## Objective
Exclude images, then output the remaining data verbatim.

## Exercise material
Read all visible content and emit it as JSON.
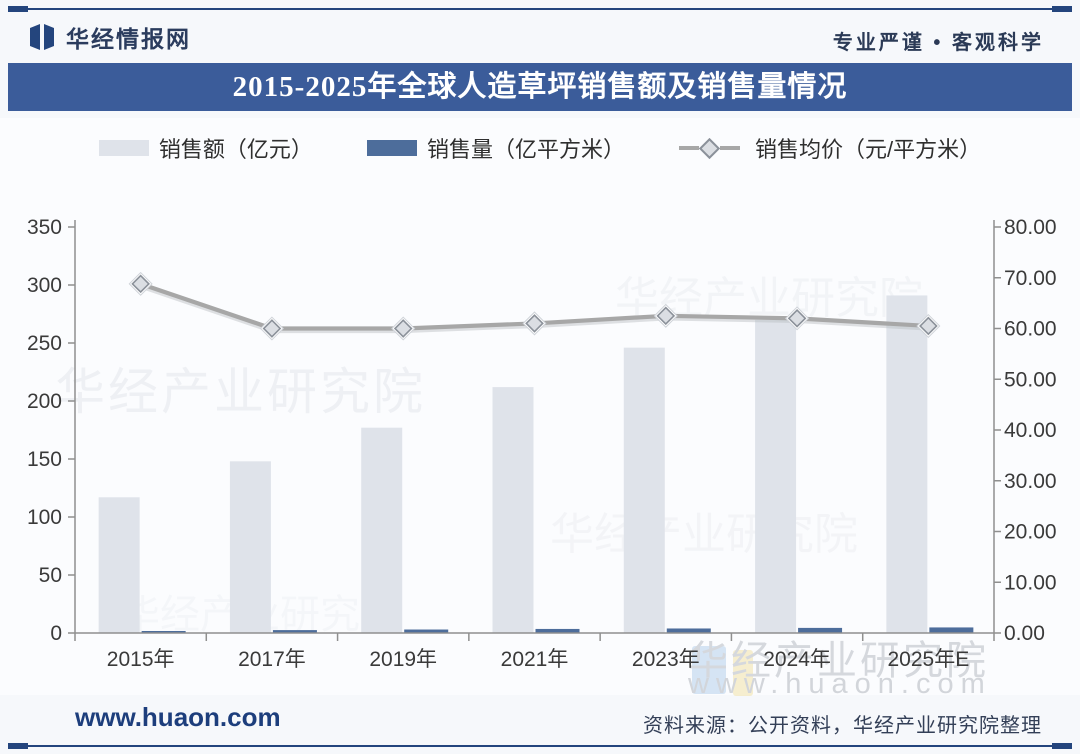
{
  "header": {
    "brand": "华经情报网",
    "tagline": "专业严谨 • 客观科学"
  },
  "title_banner": {
    "text": "2015-2025年全球人造草坪销售额及销售量情况"
  },
  "legend": {
    "items": [
      {
        "label": "销售额（亿元）",
        "marker": "bar",
        "color": "#dfe3ea"
      },
      {
        "label": "销售量（亿平方米）",
        "marker": "bar",
        "color": "#4d6d9b"
      },
      {
        "label": "销售均价（元/平方米）",
        "marker": "line-diamond",
        "color": "#a7a7a7"
      }
    ]
  },
  "chart_data": {
    "type": "combo",
    "title": "2015-2025年全球人造草坪销售额及销售量情况",
    "categories": [
      "2015年",
      "2017年",
      "2019年",
      "2021年",
      "2023年",
      "2024年",
      "2025年E"
    ],
    "series": [
      {
        "name": "销售额（亿元）",
        "type": "bar",
        "axis": "left",
        "unit": "亿元",
        "color": "#dfe3ea",
        "values": [
          117,
          148,
          177,
          212,
          246,
          270,
          291
        ]
      },
      {
        "name": "销售量（亿平方米）",
        "type": "bar",
        "axis": "left",
        "unit": "亿平方米",
        "color": "#4d6d9b",
        "values": [
          1.7,
          2.5,
          3.0,
          3.5,
          3.9,
          4.4,
          4.8
        ]
      },
      {
        "name": "销售均价（元/平方米）",
        "type": "line",
        "axis": "right",
        "unit": "元/平方米",
        "color": "#a7a7a7",
        "marker": "diamond",
        "values": [
          68.8,
          60.0,
          60.0,
          61.0,
          62.5,
          62.0,
          60.5
        ]
      }
    ],
    "left_axis": {
      "min": 0,
      "max": 350,
      "ticks": [
        350,
        300,
        250,
        200,
        150,
        100,
        50,
        0
      ]
    },
    "right_axis": {
      "min": 0,
      "max": 80,
      "ticks": [
        "80.00",
        "70.00",
        "60.00",
        "50.00",
        "40.00",
        "30.00",
        "20.00",
        "10.00",
        "0.00"
      ]
    },
    "grid": false,
    "legend_position": "top"
  },
  "watermarks": {
    "ghost_text": "华经产业研究院",
    "brand_text": "华经产业研究院",
    "site_text": "www.huaon.com"
  },
  "footer": {
    "site": "www.huaon.com",
    "source": "资料来源：公开资料，华经产业研究院整理"
  },
  "colors": {
    "banner_bg": "#3b5c9a",
    "rule": "#24457d",
    "sales_bar": "#dfe3ea",
    "volume_bar": "#4d6d9b",
    "price_line": "#a7a7a7",
    "axis": "#8f8f8f",
    "tick_label": "#3a3a3a"
  }
}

## Final result
Read all visible content and emit it as JSON.
{
  "header": {
    "brand": "华经情报网",
    "tagline": "专业严谨 • 客观科学"
  },
  "title_banner": {
    "text": "2015-2025年全球人造草坪销售额及销售量情况"
  },
  "legend": {
    "items": [
      {
        "label": "销售额（亿元）",
        "marker": "bar",
        "color": "#dfe3ea"
      },
      {
        "label": "销售量（亿平方米）",
        "marker": "bar",
        "color": "#4d6d9b"
      },
      {
        "label": "销售均价（元/平方米）",
        "marker": "line-diamond",
        "color": "#a7a7a7"
      }
    ]
  },
  "chart_data": {
    "type": "combo",
    "title": "2015-2025年全球人造草坪销售额及销售量情况",
    "categories": [
      "2015年",
      "2017年",
      "2019年",
      "2021年",
      "2023年",
      "2024年",
      "2025年E"
    ],
    "series": [
      {
        "name": "销售额（亿元）",
        "type": "bar",
        "axis": "left",
        "unit": "亿元",
        "color": "#dfe3ea",
        "values": [
          117,
          148,
          177,
          212,
          246,
          270,
          291
        ]
      },
      {
        "name": "销售量（亿平方米）",
        "type": "bar",
        "axis": "left",
        "unit": "亿平方米",
        "color": "#4d6d9b",
        "values": [
          1.7,
          2.5,
          3.0,
          3.5,
          3.9,
          4.4,
          4.8
        ]
      },
      {
        "name": "销售均价（元/平方米）",
        "type": "line",
        "axis": "right",
        "unit": "元/平方米",
        "color": "#a7a7a7",
        "marker": "diamond",
        "values": [
          68.8,
          60.0,
          60.0,
          61.0,
          62.5,
          62.0,
          60.5
        ]
      }
    ],
    "left_axis": {
      "min": 0,
      "max": 350,
      "ticks": [
        350,
        300,
        250,
        200,
        150,
        100,
        50,
        0
      ]
    },
    "right_axis": {
      "min": 0,
      "max": 80,
      "ticks": [
        "80.00",
        "70.00",
        "60.00",
        "50.00",
        "40.00",
        "30.00",
        "20.00",
        "10.00",
        "0.00"
      ]
    },
    "grid": false,
    "legend_position": "top"
  },
  "watermarks": {
    "ghost_text": "华经产业研究院",
    "brand_text": "华经产业研究院",
    "site_text": "www.huaon.com"
  },
  "footer": {
    "site": "www.huaon.com",
    "source": "资料来源：公开资料，华经产业研究院整理"
  },
  "colors": {
    "banner_bg": "#3b5c9a",
    "rule": "#24457d",
    "sales_bar": "#dfe3ea",
    "volume_bar": "#4d6d9b",
    "price_line": "#a7a7a7",
    "axis": "#8f8f8f",
    "tick_label": "#3a3a3a"
  }
}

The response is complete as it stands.